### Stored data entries

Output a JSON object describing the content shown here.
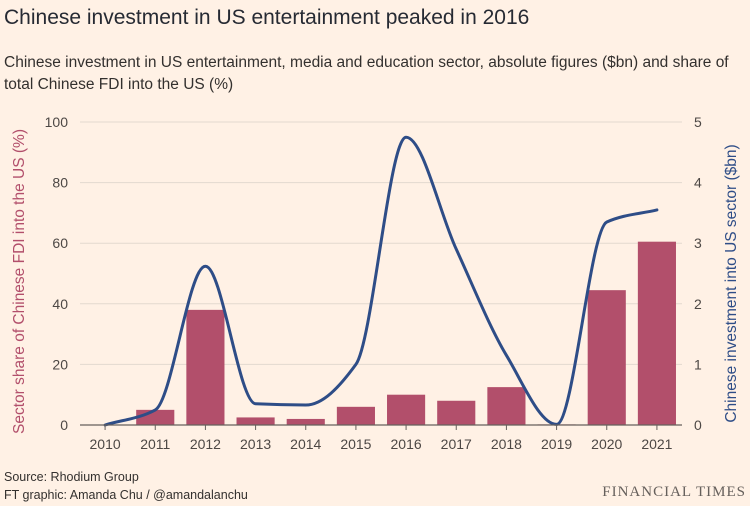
{
  "header": {
    "title": "Chinese investment in US entertainment peaked in 2016",
    "subtitle": "Chinese investment in US entertainment, media and education sector, absolute figures ($bn) and share of total Chinese FDI into the US (%)"
  },
  "footer": {
    "source": "Source: Rhodium Group",
    "credit": "FT graphic: Amanda Chu / @amandalanchu",
    "brand": "FINANCIAL TIMES"
  },
  "colors": {
    "background": "#fff1e5",
    "bars": "#b24f6b",
    "line": "#2e4d87",
    "grid": "#e3d9cf",
    "text": "#33302e"
  },
  "chart_data": {
    "type": "bar",
    "categories": [
      "2010",
      "2011",
      "2012",
      "2013",
      "2014",
      "2015",
      "2016",
      "2017",
      "2018",
      "2019",
      "2020",
      "2021"
    ],
    "series": [
      {
        "type": "bar",
        "axis": "left",
        "values": [
          0,
          5,
          38,
          2.5,
          2,
          6,
          10,
          8,
          12.5,
          0.2,
          44.5,
          60.5
        ]
      },
      {
        "type": "line",
        "axis": "right",
        "values": [
          0,
          0.25,
          2.62,
          0.35,
          0.33,
          1.0,
          4.75,
          2.9,
          1.15,
          0.01,
          3.35,
          3.55
        ]
      }
    ],
    "y_left": {
      "label": "Sector share of Chinese FDI into the US (%)",
      "ylim": [
        0,
        100
      ],
      "ticks": [
        0,
        20,
        40,
        60,
        80,
        100
      ]
    },
    "y_right": {
      "label": "Chinese investment into US sector ($bn)",
      "ylim": [
        0,
        5
      ],
      "ticks": [
        0,
        1,
        2,
        3,
        4,
        5
      ]
    },
    "grid": true,
    "legend": "none"
  }
}
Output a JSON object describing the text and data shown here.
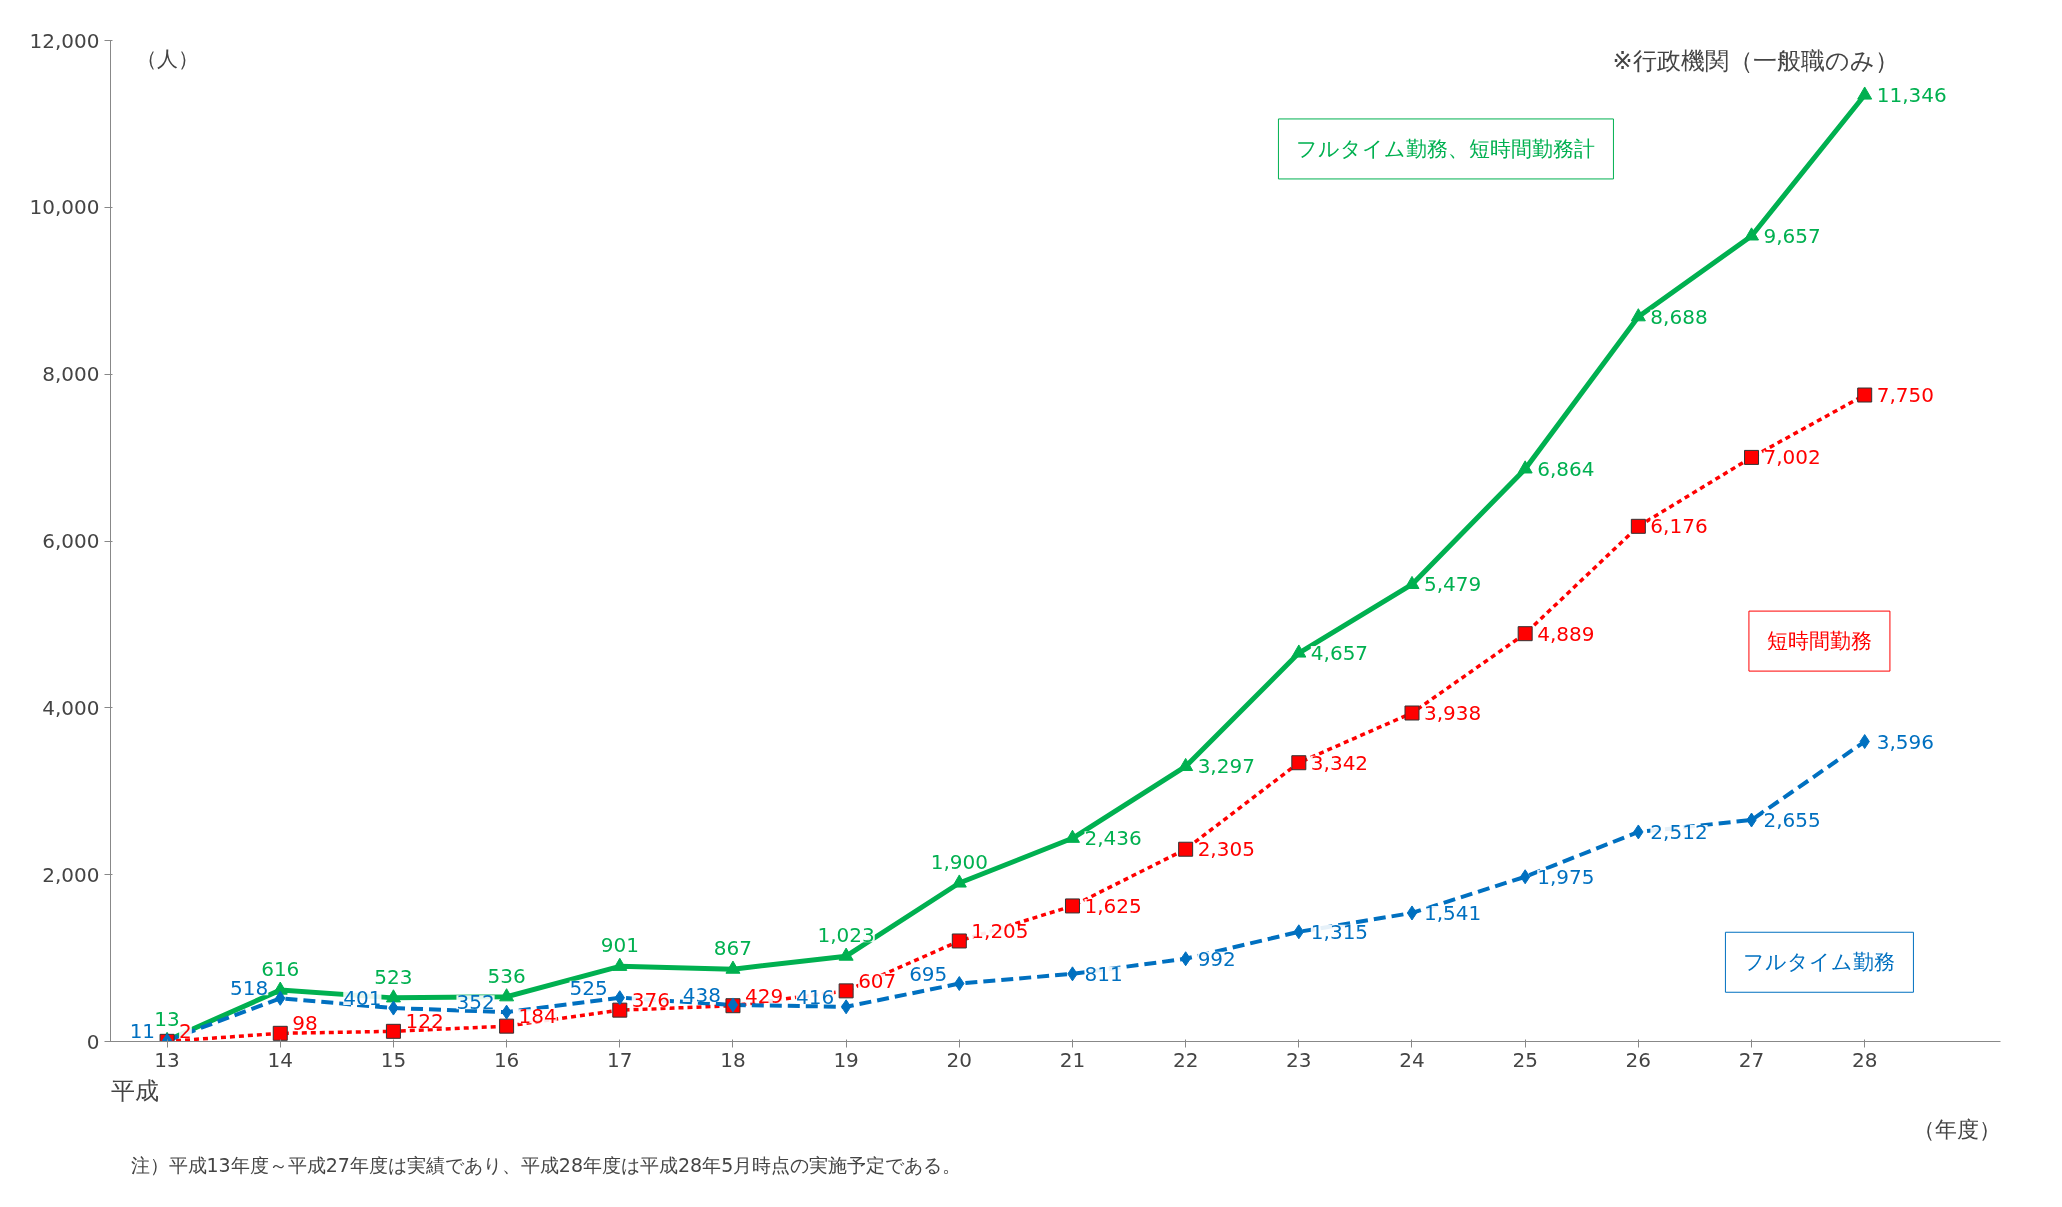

### What you are asked to do
Write the records out again in full, exactly, and skip every picture.

### Correct output
Output a JSON object describing the content shown here.
{
  "header": {
    "title": "Chinese investment in US entertainment peaked in 2016",
    "subtitle": "Chinese investment in US entertainment, media and education sector, absolute figures ($bn) and share of total Chinese FDI into the US (%)"
  },
  "footer": {
    "source": "Source: Rhodium Group",
    "credit": "FT graphic: Amanda Chu / @amandalanchu",
    "brand": "FINANCIAL TIMES"
  },
  "colors": {
    "background": "#fff1e5",
    "bars": "#b24f6b",
    "line": "#2e4d87",
    "grid": "#e3d9cf",
    "text": "#33302e"
  },
  "chart_data": {
    "type": "bar",
    "categories": [
      "2010",
      "2011",
      "2012",
      "2013",
      "2014",
      "2015",
      "2016",
      "2017",
      "2018",
      "2019",
      "2020",
      "2021"
    ],
    "series": [
      {
        "type": "bar",
        "axis": "left",
        "values": [
          0,
          5,
          38,
          2.5,
          2,
          6,
          10,
          8,
          12.5,
          0.2,
          44.5,
          60.5
        ]
      },
      {
        "type": "line",
        "axis": "right",
        "values": [
          0,
          0.25,
          2.62,
          0.35,
          0.33,
          1.0,
          4.75,
          2.9,
          1.15,
          0.01,
          3.35,
          3.55
        ]
      }
    ],
    "y_left": {
      "label": "Sector share of Chinese FDI into the US (%)",
      "ylim": [
        0,
        100
      ],
      "ticks": [
        0,
        20,
        40,
        60,
        80,
        100
      ]
    },
    "y_right": {
      "label": "Chinese investment into US sector ($bn)",
      "ylim": [
        0,
        5
      ],
      "ticks": [
        0,
        1,
        2,
        3,
        4,
        5
      ]
    },
    "grid": true,
    "legend": "none"
  }
}
Output a JSON object describing the text and data shown here.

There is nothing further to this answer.